Will you give the material below again, every line exactly as it is?

— START OF DATASET RECORDS —

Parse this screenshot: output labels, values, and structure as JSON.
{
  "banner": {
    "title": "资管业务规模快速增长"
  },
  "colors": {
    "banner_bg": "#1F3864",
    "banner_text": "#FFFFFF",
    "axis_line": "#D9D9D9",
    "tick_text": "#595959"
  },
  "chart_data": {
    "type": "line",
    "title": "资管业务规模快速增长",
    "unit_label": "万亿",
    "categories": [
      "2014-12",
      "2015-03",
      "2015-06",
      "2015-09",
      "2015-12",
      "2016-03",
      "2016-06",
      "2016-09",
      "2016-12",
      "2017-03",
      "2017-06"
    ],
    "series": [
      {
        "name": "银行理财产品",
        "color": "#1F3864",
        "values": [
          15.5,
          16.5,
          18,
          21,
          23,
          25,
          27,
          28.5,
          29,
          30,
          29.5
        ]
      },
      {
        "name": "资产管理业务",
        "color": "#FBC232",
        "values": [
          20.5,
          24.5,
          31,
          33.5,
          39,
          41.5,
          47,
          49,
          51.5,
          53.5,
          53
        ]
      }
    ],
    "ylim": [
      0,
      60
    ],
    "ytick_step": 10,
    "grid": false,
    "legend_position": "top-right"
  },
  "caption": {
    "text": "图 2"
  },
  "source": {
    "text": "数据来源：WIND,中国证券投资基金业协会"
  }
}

— END OF DATASET RECORDS —

[ANSWER IN FULL]
Parse this screenshot: output labels, values, and structure as JSON.
{
  "banner": {
    "title": "资管业务规模快速增长"
  },
  "colors": {
    "banner_bg": "#1F3864",
    "banner_text": "#FFFFFF",
    "axis_line": "#D9D9D9",
    "tick_text": "#595959"
  },
  "chart_data": {
    "type": "line",
    "title": "资管业务规模快速增长",
    "unit_label": "万亿",
    "categories": [
      "2014-12",
      "2015-03",
      "2015-06",
      "2015-09",
      "2015-12",
      "2016-03",
      "2016-06",
      "2016-09",
      "2016-12",
      "2017-03",
      "2017-06"
    ],
    "series": [
      {
        "name": "银行理财产品",
        "color": "#1F3864",
        "values": [
          15.5,
          16.5,
          18,
          21,
          23,
          25,
          27,
          28.5,
          29,
          30,
          29.5
        ]
      },
      {
        "name": "资产管理业务",
        "color": "#FBC232",
        "values": [
          20.5,
          24.5,
          31,
          33.5,
          39,
          41.5,
          47,
          49,
          51.5,
          53.5,
          53
        ]
      }
    ],
    "ylim": [
      0,
      60
    ],
    "ytick_step": 10,
    "grid": false,
    "legend_position": "top-right"
  },
  "caption": {
    "text": "图 2"
  },
  "source": {
    "text": "数据来源：WIND,中国证券投资基金业协会"
  }
}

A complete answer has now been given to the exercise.